--- Start of Material provided ---
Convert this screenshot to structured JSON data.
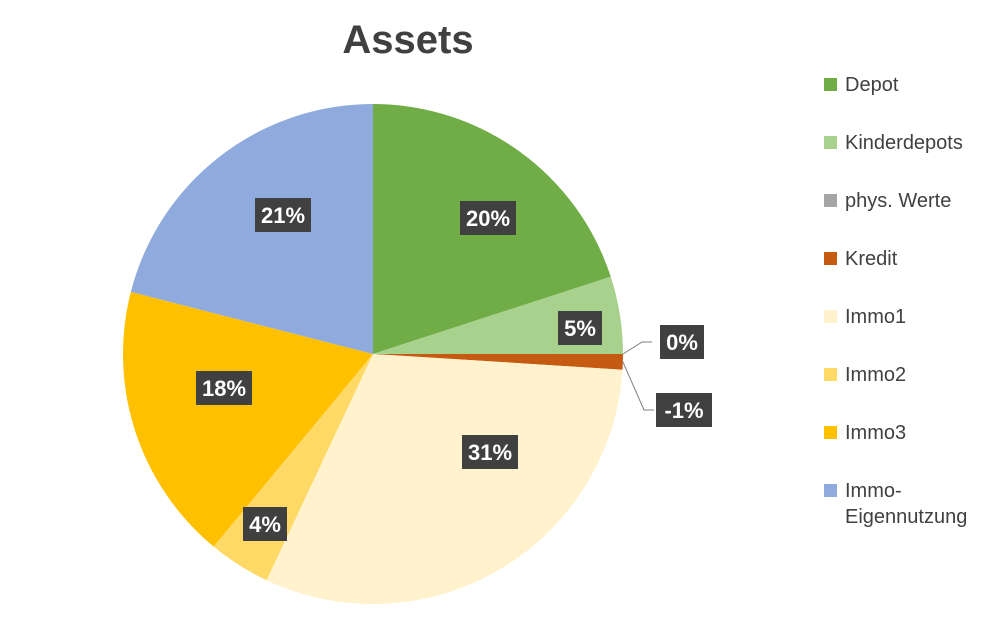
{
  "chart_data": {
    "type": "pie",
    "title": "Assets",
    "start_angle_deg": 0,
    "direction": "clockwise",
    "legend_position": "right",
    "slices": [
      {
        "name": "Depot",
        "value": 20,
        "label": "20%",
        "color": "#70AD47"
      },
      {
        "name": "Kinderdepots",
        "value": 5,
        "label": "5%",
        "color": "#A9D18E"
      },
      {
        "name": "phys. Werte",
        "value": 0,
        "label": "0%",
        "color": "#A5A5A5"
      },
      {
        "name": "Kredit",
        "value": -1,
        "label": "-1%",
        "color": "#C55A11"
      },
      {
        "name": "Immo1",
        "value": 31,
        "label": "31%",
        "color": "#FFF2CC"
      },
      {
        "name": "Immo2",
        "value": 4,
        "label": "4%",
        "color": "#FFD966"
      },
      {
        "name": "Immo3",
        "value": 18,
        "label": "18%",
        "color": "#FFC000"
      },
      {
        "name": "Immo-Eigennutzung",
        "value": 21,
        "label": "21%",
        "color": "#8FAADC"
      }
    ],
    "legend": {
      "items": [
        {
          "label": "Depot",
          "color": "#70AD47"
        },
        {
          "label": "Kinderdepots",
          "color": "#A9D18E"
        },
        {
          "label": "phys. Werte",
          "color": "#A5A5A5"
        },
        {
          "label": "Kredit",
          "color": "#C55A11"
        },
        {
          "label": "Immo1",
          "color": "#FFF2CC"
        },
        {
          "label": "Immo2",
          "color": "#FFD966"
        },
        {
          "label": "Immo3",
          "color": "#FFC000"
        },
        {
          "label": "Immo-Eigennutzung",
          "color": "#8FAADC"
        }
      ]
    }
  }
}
--- End of Material provided ---
Look through the records and gather every line containing "value".

> Reply:
        "value": 20,
        "value": 5,
        "value": 0,
        "value": -1,
        "value": 31,
        "value": 4,
        "value": 18,
        "value": 21,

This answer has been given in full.